--- Begin Available records ---

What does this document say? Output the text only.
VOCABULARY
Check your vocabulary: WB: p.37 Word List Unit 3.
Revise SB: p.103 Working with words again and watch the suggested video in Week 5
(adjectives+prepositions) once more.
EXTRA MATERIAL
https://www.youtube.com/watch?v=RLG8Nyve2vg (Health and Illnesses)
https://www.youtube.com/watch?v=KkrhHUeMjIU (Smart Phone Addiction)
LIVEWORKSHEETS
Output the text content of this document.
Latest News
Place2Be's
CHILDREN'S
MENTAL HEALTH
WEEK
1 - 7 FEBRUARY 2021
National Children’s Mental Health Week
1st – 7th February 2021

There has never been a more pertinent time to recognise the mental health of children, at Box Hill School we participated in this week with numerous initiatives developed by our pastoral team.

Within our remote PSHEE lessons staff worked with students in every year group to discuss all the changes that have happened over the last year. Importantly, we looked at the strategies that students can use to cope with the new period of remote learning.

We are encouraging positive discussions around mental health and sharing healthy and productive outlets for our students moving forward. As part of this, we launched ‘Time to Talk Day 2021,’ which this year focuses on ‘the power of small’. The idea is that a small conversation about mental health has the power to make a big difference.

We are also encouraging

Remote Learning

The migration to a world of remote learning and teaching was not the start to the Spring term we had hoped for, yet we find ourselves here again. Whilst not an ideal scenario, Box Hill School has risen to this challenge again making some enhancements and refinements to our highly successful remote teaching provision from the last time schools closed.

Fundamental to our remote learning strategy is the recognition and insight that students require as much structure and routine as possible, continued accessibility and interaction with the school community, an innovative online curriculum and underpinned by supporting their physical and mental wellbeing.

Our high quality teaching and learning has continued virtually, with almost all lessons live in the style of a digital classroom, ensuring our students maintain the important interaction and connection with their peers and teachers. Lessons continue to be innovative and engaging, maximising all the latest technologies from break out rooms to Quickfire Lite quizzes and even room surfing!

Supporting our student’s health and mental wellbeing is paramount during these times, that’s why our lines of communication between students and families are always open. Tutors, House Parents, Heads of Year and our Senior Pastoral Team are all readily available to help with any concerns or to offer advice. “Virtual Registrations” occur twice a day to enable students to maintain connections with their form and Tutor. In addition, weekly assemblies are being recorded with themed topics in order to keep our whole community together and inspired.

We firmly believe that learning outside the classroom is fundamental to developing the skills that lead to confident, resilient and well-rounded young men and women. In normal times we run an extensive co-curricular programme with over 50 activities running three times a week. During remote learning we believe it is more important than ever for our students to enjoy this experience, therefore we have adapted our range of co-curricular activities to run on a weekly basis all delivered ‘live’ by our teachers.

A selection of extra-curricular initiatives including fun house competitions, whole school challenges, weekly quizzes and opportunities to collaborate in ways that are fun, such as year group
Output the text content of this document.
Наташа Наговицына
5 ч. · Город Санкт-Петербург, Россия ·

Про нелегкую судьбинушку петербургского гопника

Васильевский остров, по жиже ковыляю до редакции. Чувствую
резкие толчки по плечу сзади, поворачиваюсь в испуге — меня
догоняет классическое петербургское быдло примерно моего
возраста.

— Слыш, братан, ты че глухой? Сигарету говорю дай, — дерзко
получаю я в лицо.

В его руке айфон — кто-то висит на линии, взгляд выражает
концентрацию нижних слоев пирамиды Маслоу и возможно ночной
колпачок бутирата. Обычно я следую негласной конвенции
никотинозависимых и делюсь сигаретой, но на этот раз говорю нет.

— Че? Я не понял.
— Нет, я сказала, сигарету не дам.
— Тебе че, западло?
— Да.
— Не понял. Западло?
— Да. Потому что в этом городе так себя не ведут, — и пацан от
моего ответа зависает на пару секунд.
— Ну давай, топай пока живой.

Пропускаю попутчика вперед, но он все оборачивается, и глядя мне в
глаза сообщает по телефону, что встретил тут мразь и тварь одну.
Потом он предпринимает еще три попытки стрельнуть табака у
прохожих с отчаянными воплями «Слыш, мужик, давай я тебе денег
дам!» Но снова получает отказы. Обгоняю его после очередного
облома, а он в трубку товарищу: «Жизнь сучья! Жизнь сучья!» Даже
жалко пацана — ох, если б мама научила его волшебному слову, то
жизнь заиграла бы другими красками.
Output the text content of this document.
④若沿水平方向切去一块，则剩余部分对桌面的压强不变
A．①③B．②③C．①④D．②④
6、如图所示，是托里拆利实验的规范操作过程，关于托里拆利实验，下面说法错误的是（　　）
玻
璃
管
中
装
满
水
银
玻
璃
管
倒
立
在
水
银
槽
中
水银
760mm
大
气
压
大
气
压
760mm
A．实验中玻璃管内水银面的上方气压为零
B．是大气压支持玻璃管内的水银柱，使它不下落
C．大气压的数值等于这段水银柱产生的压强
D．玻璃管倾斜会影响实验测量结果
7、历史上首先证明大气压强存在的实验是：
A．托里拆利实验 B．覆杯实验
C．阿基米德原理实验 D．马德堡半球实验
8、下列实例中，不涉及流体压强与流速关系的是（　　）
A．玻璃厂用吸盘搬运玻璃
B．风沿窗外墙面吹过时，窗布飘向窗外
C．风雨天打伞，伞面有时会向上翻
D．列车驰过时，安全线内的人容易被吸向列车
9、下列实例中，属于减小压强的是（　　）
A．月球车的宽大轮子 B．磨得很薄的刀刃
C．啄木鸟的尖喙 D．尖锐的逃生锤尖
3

--- End Available records ---

#### Exercise goal
Show the lines of the data that hold the word "говорю".

#### Full solution
— Слыш, братан, ты че глухой? Сигарету говорю дай, — дерзко
никотинозависимых и делюсь сигаретой, но на этот раз говорю нет.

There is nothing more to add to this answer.